Your task is to print all of the data word for word.

------------------------

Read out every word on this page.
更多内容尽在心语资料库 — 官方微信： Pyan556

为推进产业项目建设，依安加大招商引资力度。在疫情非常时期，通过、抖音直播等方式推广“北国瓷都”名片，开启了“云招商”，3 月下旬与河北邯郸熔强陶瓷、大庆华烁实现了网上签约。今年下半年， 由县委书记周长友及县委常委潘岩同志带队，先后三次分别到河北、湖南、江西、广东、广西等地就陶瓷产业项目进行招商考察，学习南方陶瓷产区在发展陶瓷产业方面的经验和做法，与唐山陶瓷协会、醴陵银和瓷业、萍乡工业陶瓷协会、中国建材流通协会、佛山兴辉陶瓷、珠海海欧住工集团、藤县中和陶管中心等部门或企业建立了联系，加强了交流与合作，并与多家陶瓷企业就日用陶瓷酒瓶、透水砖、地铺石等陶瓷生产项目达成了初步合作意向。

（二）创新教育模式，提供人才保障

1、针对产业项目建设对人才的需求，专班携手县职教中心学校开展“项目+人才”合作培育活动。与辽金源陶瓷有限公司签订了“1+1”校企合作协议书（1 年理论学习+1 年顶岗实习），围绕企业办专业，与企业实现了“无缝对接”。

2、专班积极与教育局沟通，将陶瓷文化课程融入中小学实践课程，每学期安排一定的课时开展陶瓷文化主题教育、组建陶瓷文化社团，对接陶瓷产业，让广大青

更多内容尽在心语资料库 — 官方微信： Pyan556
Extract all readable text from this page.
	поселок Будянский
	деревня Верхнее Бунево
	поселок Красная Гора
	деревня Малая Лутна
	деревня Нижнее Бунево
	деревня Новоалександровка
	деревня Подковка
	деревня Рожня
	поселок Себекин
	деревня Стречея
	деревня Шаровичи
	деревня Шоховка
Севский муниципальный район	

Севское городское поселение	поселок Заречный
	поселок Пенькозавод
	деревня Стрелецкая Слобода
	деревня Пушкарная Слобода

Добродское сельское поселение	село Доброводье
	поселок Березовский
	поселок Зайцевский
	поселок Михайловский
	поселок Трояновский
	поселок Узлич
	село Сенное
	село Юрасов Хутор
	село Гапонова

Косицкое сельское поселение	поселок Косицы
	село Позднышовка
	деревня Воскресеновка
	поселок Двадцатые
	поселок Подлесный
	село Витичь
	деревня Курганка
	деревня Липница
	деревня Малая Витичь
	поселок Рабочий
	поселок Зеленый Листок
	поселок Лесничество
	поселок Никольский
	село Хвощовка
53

------------------------

COMPLETED TASK:
Read out every word on this page.
更多内容尽在心语资料库 — 官方微信： Pyan556

为推进产业项目建设，依安加大招商引资力度。在疫情非常时期，通过、抖音直播等方式推广“北国瓷都”名片，开启了“云招商”，3 月下旬与河北邯郸熔强陶瓷、大庆华烁实现了网上签约。今年下半年， 由县委书记周长友及县委常委潘岩同志带队，先后三次分别到河北、湖南、江西、广东、广西等地就陶瓷产业项目进行招商考察，学习南方陶瓷产区在发展陶瓷产业方面的经验和做法，与唐山陶瓷协会、醴陵银和瓷业、萍乡工业陶瓷协会、中国建材流通协会、佛山兴辉陶瓷、珠海海欧住工集团、藤县中和陶管中心等部门或企业建立了联系，加强了交流与合作，并与多家陶瓷企业就日用陶瓷酒瓶、透水砖、地铺石等陶瓷生产项目达成了初步合作意向。

（二）创新教育模式，提供人才保障

1、针对产业项目建设对人才的需求，专班携手县职教中心学校开展“项目+人才”合作培育活动。与辽金源陶瓷有限公司签订了“1+1”校企合作协议书（1 年理论学习+1 年顶岗实习），围绕企业办专业，与企业实现了“无缝对接”。

2、专班积极与教育局沟通，将陶瓷文化课程融入中小学实践课程，每学期安排一定的课时开展陶瓷文化主题教育、组建陶瓷文化社团，对接陶瓷产业，让广大青

更多内容尽在心语资料库 — 官方微信： Pyan556
Extract all readable text from this page.
	поселок Будянский
	деревня Верхнее Бунево
	поселок Красная Гора
	деревня Малая Лутна
	деревня Нижнее Бунево
	деревня Новоалександровка
	деревня Подковка
	деревня Рожня
	поселок Себекин
	деревня Стречея
	деревня Шаровичи
	деревня Шоховка
Севский муниципальный район	

Севское городское поселение	поселок Заречный
	поселок Пенькозавод
	деревня Стрелецкая Слобода
	деревня Пушкарная Слобода

Добродское сельское поселение	село Доброводье
	поселок Березовский
	поселок Зайцевский
	поселок Михайловский
	поселок Трояновский
	поселок Узлич
	село Сенное
	село Юрасов Хутор
	село Гапонова

Косицкое сельское поселение	поселок Косицы
	село Позднышовка
	деревня Воскресеновка
	поселок Двадцатые
	поселок Подлесный
	село Витичь
	деревня Курганка
	деревня Липница
	деревня Малая Витичь
	поселок Рабочий
	поселок Зеленый Листок
	поселок Лесничество
	поселок Никольский
	село Хвощовка
53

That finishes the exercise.